═════ Data records ═════

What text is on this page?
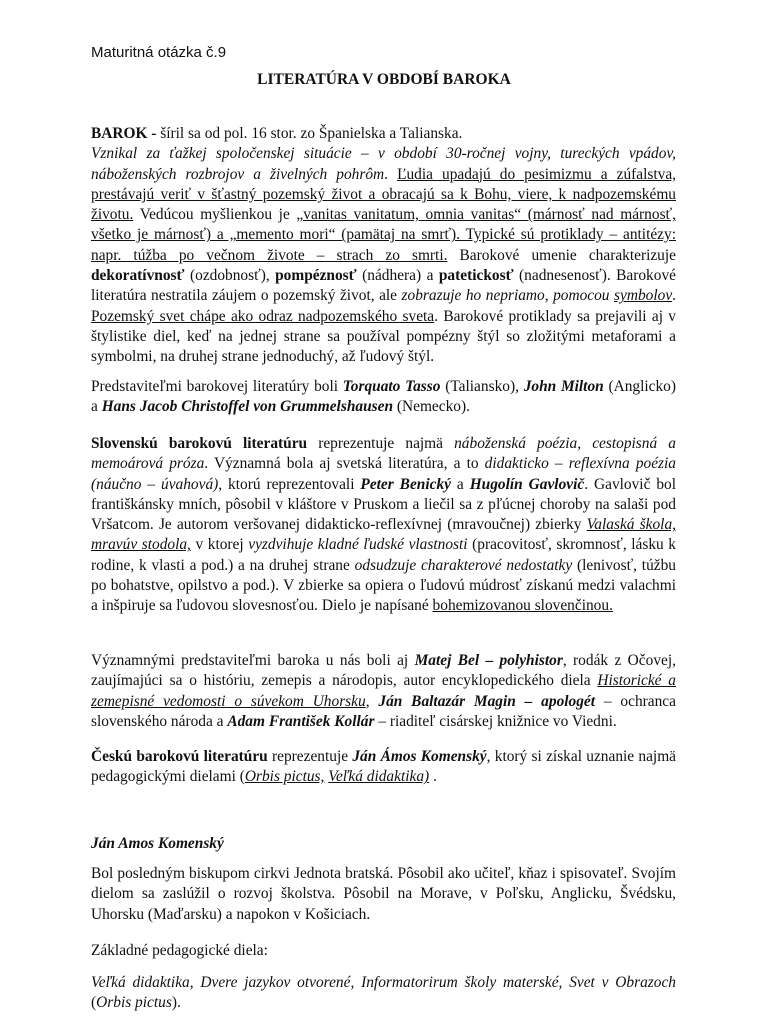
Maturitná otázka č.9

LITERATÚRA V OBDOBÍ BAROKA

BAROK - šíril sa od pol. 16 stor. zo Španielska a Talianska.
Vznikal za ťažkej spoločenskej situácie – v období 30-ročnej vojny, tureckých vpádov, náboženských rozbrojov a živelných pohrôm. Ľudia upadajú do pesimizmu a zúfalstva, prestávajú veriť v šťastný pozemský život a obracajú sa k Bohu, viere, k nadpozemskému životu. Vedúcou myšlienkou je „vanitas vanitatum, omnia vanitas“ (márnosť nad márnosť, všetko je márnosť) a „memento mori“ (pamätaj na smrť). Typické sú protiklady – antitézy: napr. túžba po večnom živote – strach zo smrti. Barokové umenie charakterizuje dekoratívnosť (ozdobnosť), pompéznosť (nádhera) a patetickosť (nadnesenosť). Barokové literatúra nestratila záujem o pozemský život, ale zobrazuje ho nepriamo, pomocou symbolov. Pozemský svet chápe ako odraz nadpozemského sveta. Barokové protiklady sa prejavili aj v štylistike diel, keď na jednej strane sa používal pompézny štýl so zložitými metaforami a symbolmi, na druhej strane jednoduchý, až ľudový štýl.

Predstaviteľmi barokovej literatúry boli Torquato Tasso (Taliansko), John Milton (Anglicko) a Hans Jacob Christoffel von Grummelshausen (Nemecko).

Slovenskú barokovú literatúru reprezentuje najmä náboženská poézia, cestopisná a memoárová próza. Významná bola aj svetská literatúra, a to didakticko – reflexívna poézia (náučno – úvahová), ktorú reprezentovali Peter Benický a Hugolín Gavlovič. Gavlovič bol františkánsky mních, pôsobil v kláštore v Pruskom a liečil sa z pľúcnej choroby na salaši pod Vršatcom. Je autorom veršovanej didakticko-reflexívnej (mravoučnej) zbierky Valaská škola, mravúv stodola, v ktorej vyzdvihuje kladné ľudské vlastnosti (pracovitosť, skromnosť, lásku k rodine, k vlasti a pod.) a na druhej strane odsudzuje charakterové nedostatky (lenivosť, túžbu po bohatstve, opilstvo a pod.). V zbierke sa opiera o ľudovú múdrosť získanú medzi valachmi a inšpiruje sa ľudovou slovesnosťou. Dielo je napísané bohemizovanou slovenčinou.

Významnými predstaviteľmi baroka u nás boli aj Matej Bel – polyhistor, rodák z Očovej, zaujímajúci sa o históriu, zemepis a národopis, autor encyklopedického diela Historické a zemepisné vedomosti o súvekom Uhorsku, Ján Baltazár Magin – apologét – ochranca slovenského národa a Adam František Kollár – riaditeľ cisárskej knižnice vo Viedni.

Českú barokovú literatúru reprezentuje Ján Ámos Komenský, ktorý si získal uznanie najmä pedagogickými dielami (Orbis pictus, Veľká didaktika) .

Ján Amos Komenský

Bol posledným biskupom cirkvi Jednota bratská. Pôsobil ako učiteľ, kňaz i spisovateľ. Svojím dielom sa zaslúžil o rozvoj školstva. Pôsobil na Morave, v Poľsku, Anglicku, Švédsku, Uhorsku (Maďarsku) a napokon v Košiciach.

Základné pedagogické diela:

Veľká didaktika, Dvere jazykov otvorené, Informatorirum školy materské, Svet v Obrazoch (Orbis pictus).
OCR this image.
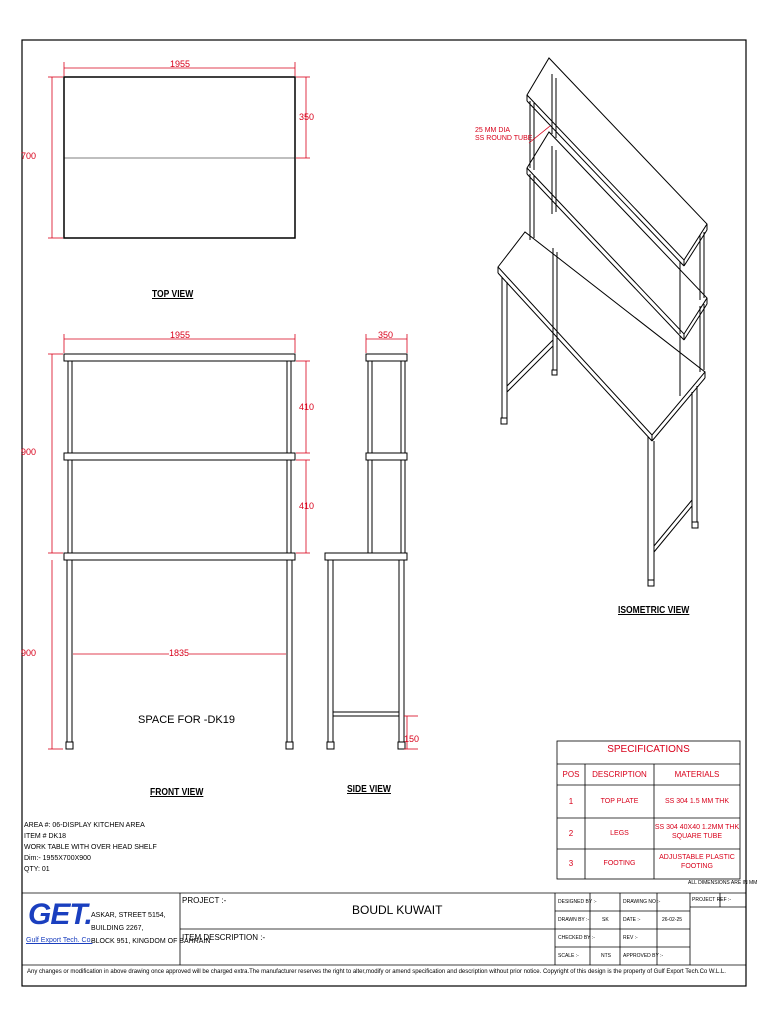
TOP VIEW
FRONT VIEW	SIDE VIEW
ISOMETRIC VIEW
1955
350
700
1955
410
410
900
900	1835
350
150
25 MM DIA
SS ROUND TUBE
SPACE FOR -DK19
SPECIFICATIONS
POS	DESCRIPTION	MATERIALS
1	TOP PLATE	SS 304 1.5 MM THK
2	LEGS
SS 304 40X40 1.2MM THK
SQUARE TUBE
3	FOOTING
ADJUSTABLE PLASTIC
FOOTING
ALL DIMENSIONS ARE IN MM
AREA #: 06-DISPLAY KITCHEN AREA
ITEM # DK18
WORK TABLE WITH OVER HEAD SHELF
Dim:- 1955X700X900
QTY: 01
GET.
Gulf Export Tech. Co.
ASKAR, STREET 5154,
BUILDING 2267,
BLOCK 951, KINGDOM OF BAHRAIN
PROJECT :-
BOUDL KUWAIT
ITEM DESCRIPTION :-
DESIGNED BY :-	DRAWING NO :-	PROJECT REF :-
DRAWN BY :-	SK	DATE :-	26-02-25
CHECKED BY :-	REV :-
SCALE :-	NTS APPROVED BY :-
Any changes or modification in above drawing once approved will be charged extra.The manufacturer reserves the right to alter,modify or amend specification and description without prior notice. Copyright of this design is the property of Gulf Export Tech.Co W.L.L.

═════

-- To be done --
Take the line that contains "OCR this image." as the first and the last line of the records as the end, and please quote those lines exactly, pictures omitted.

-- Problem solution --
OCR this image.
TOP VIEW
FRONT VIEW	SIDE VIEW
ISOMETRIC VIEW
1955
350
700
1955
410
410
900
900	1835
350
150
25 MM DIA
SS ROUND TUBE
SPACE FOR -DK19
SPECIFICATIONS
POS	DESCRIPTION	MATERIALS
1	TOP PLATE	SS 304 1.5 MM THK
2	LEGS
SS 304 40X40 1.2MM THK
SQUARE TUBE
3	FOOTING
ADJUSTABLE PLASTIC
FOOTING
ALL DIMENSIONS ARE IN MM
AREA #: 06-DISPLAY KITCHEN AREA
ITEM # DK18
WORK TABLE WITH OVER HEAD SHELF
Dim:- 1955X700X900
QTY: 01
GET.
Gulf Export Tech. Co.
ASKAR, STREET 5154,
BUILDING 2267,
BLOCK 951, KINGDOM OF BAHRAIN
PROJECT :-
BOUDL KUWAIT
ITEM DESCRIPTION :-
DESIGNED BY :-	DRAWING NO :-	PROJECT REF :-
DRAWN BY :-	SK	DATE :-	26-02-25
CHECKED BY :-	REV :-
SCALE :-	NTS APPROVED BY :-
Any changes or modification in above drawing once approved will be charged extra.The manufacturer reserves the right to alter,modify or amend specification and description without prior notice. Copyright of this design is the property of Gulf Export Tech.Co W.L.L.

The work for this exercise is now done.